====== Input rows ======

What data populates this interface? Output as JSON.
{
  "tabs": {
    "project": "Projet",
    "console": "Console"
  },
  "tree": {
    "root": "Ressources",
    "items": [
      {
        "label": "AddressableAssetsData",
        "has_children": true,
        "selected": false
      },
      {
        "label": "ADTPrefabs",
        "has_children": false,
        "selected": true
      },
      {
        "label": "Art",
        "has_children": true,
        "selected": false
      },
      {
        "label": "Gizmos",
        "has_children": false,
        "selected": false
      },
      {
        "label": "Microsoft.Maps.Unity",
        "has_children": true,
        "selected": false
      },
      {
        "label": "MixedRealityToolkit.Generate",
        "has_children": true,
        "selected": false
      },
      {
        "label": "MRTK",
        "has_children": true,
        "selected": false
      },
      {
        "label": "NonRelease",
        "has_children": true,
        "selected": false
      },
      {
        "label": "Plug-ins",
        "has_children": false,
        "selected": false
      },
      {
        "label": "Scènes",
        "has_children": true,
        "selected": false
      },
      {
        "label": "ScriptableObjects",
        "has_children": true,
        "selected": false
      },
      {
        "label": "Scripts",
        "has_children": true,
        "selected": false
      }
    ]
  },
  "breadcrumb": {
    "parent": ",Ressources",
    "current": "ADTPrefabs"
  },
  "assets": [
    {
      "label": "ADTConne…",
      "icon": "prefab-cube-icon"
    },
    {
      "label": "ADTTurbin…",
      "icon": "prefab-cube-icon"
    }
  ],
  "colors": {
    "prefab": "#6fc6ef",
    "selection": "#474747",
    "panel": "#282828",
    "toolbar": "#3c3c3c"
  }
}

======
====== Input rows ======

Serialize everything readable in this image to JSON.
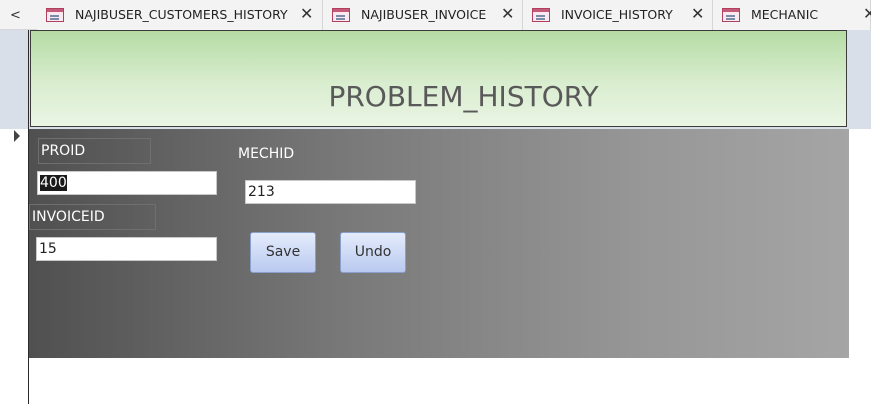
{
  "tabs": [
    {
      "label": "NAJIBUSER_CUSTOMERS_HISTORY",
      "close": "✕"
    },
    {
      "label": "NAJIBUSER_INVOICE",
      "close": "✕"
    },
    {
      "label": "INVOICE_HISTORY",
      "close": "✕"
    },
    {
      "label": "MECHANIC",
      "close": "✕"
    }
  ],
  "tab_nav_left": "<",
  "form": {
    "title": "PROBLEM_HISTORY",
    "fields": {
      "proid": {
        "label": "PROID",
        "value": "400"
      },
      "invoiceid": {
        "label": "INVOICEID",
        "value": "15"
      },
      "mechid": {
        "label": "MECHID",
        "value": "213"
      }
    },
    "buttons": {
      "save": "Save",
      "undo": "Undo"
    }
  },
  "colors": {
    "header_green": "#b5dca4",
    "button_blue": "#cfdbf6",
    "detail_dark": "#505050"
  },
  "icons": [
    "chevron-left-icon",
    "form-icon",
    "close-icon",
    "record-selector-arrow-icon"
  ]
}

======
====== Input rows ======

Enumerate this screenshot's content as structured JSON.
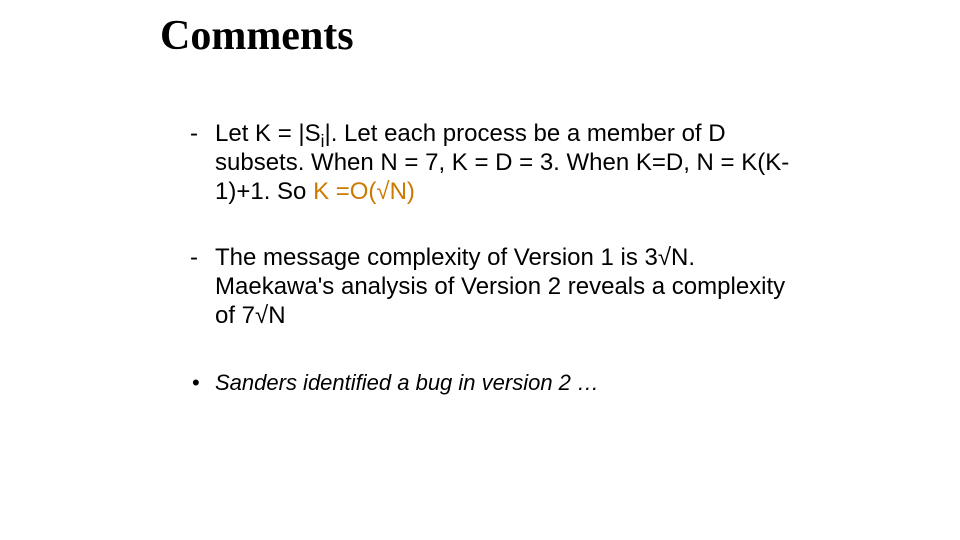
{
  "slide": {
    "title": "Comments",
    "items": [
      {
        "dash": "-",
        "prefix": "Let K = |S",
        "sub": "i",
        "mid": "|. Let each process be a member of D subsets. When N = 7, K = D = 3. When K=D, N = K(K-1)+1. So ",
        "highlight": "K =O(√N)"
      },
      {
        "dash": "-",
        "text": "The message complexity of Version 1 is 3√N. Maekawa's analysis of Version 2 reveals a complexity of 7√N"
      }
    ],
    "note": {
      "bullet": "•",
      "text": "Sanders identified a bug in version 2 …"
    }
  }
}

======

Pick out the lines containing the string "this" and show them.

What data populates this interface? Output as JSON.
Serialize everything readable in this image to JSON.
Enumerate this screenshot's content as structured JSON.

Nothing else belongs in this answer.